### Request:
Could you copy, word for word, only the lines from the one containing "Output a JSON" through the last line of the records below, both included?

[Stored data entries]

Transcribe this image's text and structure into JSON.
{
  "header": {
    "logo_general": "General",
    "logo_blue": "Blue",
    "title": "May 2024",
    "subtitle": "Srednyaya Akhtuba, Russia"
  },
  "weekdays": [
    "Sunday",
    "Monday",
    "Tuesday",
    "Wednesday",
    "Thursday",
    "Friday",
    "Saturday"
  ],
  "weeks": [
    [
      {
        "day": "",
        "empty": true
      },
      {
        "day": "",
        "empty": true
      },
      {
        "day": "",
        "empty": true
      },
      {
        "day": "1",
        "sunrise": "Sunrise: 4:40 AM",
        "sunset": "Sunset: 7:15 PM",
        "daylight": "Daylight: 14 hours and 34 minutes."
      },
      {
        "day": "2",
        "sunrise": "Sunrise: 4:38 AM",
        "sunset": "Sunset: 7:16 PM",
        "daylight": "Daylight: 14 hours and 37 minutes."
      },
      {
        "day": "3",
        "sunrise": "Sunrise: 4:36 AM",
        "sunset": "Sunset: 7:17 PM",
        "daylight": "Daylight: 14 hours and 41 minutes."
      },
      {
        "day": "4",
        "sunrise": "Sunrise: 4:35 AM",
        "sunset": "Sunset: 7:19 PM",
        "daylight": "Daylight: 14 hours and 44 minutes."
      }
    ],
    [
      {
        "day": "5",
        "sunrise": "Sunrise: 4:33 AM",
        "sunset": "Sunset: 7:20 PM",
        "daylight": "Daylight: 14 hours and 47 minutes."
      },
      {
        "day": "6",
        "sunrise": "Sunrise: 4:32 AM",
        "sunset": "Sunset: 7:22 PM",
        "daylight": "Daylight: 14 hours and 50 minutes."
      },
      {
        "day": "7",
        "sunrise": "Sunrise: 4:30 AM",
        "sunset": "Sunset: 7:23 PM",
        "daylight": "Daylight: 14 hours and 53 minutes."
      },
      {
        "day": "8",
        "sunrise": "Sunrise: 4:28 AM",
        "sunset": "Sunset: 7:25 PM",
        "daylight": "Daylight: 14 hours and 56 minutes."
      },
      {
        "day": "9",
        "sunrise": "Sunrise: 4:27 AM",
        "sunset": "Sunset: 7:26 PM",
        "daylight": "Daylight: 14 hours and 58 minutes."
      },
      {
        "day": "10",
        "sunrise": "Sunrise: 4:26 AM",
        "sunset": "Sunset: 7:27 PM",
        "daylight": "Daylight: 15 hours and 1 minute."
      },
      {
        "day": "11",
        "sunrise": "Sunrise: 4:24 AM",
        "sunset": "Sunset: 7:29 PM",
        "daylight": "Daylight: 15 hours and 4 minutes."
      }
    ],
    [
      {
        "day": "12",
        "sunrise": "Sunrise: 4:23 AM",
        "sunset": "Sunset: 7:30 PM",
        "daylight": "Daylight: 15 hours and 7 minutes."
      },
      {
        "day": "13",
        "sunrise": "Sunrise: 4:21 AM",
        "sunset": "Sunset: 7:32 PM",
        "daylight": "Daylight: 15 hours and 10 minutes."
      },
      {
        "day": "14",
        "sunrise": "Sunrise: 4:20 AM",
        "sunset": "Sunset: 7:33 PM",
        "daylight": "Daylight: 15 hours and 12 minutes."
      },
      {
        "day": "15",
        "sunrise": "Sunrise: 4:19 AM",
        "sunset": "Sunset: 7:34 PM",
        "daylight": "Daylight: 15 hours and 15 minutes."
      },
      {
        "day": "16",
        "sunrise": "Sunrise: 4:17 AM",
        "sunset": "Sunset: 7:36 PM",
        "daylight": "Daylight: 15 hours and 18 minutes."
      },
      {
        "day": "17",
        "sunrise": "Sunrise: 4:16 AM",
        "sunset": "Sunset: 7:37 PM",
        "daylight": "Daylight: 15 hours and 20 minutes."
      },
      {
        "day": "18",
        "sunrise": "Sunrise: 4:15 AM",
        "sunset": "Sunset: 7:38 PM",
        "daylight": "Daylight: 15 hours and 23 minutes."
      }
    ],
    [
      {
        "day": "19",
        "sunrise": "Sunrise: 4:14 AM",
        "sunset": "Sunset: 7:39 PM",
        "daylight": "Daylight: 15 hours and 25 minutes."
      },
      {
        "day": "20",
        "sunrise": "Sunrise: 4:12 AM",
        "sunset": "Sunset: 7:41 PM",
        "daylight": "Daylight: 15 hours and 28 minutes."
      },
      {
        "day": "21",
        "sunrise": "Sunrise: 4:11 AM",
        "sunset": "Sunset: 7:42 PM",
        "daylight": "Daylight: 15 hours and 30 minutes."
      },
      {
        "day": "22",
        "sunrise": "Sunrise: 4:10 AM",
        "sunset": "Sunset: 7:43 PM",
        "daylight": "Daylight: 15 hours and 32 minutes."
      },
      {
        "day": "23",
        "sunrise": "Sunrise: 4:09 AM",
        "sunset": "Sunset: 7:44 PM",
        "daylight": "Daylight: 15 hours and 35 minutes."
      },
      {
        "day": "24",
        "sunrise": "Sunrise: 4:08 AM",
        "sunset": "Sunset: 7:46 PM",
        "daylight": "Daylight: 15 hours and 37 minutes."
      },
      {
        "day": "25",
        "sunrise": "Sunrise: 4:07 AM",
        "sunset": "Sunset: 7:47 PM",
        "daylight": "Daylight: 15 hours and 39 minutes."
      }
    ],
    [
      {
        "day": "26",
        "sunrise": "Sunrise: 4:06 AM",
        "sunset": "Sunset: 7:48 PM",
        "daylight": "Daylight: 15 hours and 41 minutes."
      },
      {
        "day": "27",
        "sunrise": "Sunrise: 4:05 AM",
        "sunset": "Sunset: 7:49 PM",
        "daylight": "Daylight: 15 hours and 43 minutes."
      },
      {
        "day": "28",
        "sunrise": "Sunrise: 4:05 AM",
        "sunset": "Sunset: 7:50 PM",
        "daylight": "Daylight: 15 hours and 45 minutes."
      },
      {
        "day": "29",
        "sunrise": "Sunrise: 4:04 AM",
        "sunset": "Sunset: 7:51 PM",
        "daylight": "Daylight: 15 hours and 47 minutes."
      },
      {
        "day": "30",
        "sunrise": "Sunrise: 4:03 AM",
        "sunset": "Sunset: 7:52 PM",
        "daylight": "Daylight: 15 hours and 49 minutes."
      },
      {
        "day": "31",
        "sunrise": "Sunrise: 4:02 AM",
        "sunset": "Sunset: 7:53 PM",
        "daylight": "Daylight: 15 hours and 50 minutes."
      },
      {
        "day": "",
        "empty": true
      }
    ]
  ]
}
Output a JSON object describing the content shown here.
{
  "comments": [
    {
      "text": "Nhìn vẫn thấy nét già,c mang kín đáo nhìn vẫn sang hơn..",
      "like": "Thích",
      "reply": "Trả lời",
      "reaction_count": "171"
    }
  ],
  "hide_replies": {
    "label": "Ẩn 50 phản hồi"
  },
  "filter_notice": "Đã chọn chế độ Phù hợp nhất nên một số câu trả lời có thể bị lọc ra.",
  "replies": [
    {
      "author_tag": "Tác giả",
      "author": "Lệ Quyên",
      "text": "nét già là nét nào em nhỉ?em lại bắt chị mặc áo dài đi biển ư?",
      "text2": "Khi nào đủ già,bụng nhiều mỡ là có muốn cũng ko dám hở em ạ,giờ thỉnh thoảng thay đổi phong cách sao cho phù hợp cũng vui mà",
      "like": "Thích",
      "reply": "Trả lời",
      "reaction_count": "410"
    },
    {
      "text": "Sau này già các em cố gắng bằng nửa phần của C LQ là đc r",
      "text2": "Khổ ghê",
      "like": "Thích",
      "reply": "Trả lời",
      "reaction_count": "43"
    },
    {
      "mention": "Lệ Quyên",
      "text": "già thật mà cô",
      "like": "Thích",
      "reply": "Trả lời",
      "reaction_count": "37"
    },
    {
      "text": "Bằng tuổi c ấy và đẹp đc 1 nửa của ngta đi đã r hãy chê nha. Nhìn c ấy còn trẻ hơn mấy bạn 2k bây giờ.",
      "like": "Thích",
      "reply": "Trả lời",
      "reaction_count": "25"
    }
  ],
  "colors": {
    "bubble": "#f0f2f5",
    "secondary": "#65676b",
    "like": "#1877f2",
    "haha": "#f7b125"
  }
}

### Exercise answer:
Output a JSON object describing the content shown here.
{
  "comments": [
    {
      "text": "Nhìn vẫn thấy nét già,c mang kín đáo nhìn vẫn sang hơn..",
      "like": "Thích",
      "reply": "Trả lời",
      "reaction_count": "171"
    }
  ],
  "hide_replies": {
    "label": "Ẩn 50 phản hồi"
  },
  "filter_notice": "Đã chọn chế độ Phù hợp nhất nên một số câu trả lời có thể bị lọc ra.",
  "replies": [
    {
      "author_tag": "Tác giả",
      "author": "Lệ Quyên",
      "text": "nét già là nét nào em nhỉ?em lại bắt chị mặc áo dài đi biển ư?",
      "text2": "Khi nào đủ già,bụng nhiều mỡ là có muốn cũng ko dám hở em ạ,giờ thỉnh thoảng thay đổi phong cách sao cho phù hợp cũng vui mà",
      "like": "Thích",
      "reply": "Trả lời",
      "reaction_count": "410"
    },
    {
      "text": "Sau này già các em cố gắng bằng nửa phần của C LQ là đc r",
      "text2": "Khổ ghê",
      "like": "Thích",
      "reply": "Trả lời",
      "reaction_count": "43"
    },
    {
      "mention": "Lệ Quyên",
      "text": "già thật mà cô",
      "like": "Thích",
      "reply": "Trả lời",
      "reaction_count": "37"
    },
    {
      "text": "Bằng tuổi c ấy và đẹp đc 1 nửa của ngta đi đã r hãy chê nha. Nhìn c ấy còn trẻ hơn mấy bạn 2k bây giờ.",
      "like": "Thích",
      "reply": "Trả lời",
      "reaction_count": "25"
    }
  ],
  "colors": {
    "bubble": "#f0f2f5",
    "secondary": "#65676b",
    "like": "#1877f2",
    "haha": "#f7b125"
  }
}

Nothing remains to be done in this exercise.